TEXTO DEL EJERCICIO:
Salimos de Puebla tarde, sin embargo, teníamos tiempo hasta para equivocarnos y buscar los señalamientos inexistentes. En el camino la conversación se atizaba con el aumento de la flecha del tacómetro donde los temas giraban, subían y bajaban como en una rueda de la fortuna, más la noticia que retumbaba en la cabeza de ambos era el cierre de escuelas en el Distrito Federal a causa de la influenza porcina, la charla continuó y con redobles comenzábamos a festejar la brisa, el sol y la arena.

El sol caía y decididos a perder de vista playa ventura, caímos en la delicia de los atardeceres de Pie de la Cuesta, que sobrevivía a la voracidad comercial acapulqueña, esa playa seguía siendo el sitio que de niña visitaba con mis padres, el lugar donde mi hermano conoció el respeto al mar.

Los días transcurrieron con la calma que habitan los cangrejos, con el silencio que deja el mar abierto, puestas de sol –cada una diferente, con un sol en su majestuosa despedida, perdiéndose entre la bruma y el infinito horizonte marino. Las palmeras jugando a desviar el viento y los insectos entregándose por completo al destello fulminante de los reflectores que vigilan la playa.

Era el momento de empacar, retirarse con un color diferente al citadino, con el corazón cantando. Al entregar las llaves de la habitación el recepcionista pregunta con humor, si procedíamos del D.F, porque las cosas estaban duras allá por la fiebre porcina, bromeando se despide diciéndonos “pero que se le va a hacer, sino seguir disfrutando” reímos juntos y emprendimos la retirada.

Entre más nos acercábamos al puerto de Acapulco, más noticias se rebelaban por los encabezados de los diarios en los puestos de revistas, cifras de muertos, estadios vacíos, la ciudad desolada, que tomaba por sorpresa un sismo aumentando el pánico, sembrando el miedo con la consigna de evitar multitudes y permanecer en casa.

Salía abruptamente de una burbuja de armonía y mis dudas crecían metro a metro acumulándose con los kilómetros, el camino se hacía silencioso, el tacómetro dejó de funcionar. La mudez total se apoderó de nosotros cuando al pasar por la primera caseta de cobro y las subsecuentes, los cajeros, policías, militares y vendedores, portaban cubrebocas y guantes de látex, era imposible no mirarlo, pero ellos nos miraban de reojo, las placas del automóvil pertenecientes al Distrito Federal, nos comenzaban a segregar.

Deducciones, conclusiones, cancelaciones y propuestas cayeron como cascadas y fueron inundando poco a poco el ambiente, la incertidumbre de no saber lo que realmente sucedía, nos obligó a tomar el dinero con trozos de papel higiénico, y sentir la necesidad de lavarnos las manos, la torpeza de esta acción hizo caer en cuenta de la paranoia sembrada tal vez por un grupo, de caer en una trampa.

Entradas de datos recopiladas
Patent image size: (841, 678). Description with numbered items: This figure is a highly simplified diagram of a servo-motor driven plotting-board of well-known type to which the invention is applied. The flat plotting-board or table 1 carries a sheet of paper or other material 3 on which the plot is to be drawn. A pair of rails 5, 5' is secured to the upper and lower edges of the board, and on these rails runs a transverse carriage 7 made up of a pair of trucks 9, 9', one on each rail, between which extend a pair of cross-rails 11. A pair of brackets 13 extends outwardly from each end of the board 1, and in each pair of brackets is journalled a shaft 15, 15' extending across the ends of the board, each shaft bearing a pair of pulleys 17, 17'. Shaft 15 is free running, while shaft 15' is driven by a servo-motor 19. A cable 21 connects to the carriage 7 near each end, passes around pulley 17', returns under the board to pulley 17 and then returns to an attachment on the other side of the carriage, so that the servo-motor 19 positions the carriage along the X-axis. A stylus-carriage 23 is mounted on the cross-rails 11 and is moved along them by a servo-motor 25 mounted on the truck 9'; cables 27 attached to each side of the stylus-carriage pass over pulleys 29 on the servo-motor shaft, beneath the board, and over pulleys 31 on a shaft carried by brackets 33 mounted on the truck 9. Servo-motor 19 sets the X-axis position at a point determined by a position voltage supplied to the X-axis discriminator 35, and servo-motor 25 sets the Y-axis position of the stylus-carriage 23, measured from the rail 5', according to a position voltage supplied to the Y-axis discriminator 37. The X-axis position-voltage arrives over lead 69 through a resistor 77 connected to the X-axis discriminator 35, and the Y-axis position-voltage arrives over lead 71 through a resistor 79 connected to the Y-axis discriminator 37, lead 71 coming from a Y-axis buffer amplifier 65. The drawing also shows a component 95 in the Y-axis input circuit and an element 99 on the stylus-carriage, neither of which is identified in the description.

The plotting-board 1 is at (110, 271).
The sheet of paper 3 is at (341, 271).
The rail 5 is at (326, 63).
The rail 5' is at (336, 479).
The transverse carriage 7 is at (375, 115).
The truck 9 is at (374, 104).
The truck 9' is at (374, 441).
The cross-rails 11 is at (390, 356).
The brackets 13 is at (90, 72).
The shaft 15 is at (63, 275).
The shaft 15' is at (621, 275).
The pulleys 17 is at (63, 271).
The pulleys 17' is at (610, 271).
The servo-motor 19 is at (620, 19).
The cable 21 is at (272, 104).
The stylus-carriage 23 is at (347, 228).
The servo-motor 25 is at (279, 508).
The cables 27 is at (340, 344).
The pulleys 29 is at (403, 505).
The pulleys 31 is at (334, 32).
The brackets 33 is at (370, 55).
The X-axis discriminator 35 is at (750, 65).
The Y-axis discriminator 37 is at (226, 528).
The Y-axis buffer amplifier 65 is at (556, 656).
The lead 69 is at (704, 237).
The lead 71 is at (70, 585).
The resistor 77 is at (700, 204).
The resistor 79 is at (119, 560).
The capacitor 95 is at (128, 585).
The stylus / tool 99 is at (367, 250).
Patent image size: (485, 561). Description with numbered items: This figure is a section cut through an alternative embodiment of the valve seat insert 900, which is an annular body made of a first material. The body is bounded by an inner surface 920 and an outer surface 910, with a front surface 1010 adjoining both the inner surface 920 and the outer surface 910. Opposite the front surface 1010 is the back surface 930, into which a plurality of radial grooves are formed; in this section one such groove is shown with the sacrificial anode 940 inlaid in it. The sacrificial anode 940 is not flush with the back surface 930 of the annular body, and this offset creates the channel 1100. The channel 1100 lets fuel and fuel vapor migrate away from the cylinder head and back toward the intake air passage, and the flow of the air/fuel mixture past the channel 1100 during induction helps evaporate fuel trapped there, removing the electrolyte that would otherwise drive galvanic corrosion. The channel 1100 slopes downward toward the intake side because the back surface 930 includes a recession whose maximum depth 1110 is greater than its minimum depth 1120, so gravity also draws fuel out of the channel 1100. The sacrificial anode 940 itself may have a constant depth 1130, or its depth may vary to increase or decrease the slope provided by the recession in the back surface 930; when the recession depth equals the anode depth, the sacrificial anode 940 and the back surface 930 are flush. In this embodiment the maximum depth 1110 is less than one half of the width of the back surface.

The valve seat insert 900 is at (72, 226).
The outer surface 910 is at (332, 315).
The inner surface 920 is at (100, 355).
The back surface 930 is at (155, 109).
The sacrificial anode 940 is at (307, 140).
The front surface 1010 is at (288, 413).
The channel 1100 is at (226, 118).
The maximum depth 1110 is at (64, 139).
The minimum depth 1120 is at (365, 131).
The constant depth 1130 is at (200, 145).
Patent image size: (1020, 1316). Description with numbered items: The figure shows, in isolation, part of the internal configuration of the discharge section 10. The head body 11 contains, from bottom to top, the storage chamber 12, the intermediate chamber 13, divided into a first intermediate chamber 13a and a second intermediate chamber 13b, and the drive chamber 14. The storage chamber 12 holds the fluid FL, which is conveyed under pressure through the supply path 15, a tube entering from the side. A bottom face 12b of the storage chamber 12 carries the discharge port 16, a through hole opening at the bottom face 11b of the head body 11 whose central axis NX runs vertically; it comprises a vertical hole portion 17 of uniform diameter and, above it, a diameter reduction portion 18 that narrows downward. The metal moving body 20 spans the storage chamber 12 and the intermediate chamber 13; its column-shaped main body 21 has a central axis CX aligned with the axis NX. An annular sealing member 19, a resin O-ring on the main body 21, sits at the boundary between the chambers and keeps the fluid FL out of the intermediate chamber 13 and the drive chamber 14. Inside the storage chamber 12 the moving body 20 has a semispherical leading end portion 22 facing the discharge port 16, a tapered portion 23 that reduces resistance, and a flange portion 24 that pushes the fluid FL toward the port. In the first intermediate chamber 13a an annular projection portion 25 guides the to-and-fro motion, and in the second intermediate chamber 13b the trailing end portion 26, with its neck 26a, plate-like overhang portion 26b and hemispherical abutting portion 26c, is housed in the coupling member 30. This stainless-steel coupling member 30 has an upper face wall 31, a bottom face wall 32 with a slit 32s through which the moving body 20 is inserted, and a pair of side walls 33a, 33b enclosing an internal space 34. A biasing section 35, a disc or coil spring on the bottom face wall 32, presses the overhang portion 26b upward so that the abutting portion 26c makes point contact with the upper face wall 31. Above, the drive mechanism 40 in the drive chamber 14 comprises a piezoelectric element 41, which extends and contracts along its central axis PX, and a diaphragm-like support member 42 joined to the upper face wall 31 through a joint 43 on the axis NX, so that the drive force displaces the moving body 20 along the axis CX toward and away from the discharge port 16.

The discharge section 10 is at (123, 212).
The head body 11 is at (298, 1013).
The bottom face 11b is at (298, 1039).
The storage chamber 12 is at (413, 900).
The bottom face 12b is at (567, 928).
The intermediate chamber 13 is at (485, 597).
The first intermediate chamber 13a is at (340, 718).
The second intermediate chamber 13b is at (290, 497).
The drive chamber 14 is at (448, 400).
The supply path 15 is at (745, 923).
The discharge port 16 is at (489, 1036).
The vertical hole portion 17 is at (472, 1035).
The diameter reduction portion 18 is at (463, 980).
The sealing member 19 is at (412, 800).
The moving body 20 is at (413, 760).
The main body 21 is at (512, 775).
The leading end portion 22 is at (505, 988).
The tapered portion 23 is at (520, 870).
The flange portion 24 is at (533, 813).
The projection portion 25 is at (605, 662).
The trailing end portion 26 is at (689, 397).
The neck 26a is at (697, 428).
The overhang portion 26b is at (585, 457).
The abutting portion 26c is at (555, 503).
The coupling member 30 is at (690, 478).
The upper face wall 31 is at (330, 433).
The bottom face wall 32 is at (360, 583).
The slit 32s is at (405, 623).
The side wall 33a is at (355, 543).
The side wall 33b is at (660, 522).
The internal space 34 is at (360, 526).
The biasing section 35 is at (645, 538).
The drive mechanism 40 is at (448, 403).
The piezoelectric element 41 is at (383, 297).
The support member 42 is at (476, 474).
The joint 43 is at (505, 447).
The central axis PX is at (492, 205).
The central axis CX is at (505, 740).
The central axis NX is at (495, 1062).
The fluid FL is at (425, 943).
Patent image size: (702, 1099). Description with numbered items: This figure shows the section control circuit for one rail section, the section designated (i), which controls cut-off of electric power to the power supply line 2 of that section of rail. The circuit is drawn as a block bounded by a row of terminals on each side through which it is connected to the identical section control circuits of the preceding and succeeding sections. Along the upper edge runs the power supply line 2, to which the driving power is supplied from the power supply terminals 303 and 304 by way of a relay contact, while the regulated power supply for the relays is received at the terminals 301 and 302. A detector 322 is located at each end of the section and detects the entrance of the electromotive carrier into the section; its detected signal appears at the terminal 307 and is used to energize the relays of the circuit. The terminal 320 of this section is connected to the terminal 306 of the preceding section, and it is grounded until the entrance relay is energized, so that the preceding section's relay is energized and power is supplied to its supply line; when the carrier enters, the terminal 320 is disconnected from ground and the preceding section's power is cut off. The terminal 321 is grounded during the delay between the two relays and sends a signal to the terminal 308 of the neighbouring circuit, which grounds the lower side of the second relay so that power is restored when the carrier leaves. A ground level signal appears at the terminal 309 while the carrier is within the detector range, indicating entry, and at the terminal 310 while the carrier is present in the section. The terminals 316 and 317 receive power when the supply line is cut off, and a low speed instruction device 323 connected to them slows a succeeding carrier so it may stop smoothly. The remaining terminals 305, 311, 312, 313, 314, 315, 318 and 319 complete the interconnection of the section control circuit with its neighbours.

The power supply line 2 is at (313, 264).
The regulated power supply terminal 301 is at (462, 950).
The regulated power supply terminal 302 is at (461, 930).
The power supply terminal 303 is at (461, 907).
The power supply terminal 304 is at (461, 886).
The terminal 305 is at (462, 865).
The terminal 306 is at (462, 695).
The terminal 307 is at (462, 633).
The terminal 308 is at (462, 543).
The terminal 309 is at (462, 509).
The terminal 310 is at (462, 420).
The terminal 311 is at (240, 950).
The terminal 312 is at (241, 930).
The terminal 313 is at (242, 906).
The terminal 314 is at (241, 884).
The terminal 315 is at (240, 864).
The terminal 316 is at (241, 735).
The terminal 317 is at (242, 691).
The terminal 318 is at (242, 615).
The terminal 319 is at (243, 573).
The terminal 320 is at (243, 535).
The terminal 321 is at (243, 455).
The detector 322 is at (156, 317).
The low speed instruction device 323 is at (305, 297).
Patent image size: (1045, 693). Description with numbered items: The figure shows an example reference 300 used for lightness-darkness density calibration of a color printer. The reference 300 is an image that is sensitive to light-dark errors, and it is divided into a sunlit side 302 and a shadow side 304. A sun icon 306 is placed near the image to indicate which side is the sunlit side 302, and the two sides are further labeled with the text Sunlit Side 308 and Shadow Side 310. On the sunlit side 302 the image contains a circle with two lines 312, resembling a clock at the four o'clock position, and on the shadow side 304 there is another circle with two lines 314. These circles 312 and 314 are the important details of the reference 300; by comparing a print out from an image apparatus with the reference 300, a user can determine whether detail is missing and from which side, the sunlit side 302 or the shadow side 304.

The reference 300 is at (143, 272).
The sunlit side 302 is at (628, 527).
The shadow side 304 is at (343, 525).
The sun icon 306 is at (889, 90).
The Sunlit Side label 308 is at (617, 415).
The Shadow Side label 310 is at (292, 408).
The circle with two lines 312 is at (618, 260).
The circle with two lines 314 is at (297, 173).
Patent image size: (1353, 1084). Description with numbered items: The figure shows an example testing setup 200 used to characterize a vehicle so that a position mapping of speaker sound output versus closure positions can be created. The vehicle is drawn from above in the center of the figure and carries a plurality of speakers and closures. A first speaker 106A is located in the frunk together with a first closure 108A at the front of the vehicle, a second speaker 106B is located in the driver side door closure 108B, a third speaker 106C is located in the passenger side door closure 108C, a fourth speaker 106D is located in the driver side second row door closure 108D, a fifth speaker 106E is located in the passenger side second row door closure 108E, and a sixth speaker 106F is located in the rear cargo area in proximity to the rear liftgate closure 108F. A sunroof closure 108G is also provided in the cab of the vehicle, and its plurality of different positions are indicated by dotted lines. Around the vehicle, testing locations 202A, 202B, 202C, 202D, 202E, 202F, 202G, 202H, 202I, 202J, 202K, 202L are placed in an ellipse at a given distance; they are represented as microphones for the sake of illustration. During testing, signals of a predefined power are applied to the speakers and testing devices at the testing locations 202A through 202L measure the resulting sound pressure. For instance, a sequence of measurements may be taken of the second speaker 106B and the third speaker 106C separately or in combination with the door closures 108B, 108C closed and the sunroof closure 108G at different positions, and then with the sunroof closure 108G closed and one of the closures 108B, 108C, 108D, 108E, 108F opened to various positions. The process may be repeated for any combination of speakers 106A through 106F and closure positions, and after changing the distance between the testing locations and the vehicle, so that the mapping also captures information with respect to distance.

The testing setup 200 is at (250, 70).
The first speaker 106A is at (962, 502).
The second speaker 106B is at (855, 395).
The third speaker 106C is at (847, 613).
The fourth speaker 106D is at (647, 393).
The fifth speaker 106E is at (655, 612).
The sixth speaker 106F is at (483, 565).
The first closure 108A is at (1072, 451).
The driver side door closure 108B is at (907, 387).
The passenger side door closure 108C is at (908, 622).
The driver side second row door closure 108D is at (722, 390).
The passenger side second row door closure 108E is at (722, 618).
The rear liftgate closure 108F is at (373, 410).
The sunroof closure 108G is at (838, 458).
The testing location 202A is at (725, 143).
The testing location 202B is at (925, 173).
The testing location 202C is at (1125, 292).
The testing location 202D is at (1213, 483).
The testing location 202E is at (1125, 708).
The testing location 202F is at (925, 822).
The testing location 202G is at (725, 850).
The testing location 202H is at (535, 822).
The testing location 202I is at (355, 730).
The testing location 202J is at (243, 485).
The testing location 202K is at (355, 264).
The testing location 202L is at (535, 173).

EJERCICIO A: Según el relato del viaje, ¿qué llevaban puesto los cajeros, policías, militares y vendedores de las casetas de cobro?
EJERCICIO B: Reproduce sin cambios el pasaje del relato del viaje que comienza en las palabras "El sol caía" y termina después de "respeto al mar.".
Los registros vienen de otra fuente.

RESPUESTA A: Cubrebocas y guantes de látex.

RESPUESTA B:
El sol caía y decididos a perder de vista playa ventura, caímos en la delicia de los atardeceres de Pie de la Cuesta, que sobrevivía a la voracidad comercial acapulqueña, esa playa seguía siendo el sitio que de niña visitaba con mis padres, el lugar donde mi hermano conoció el respeto al mar.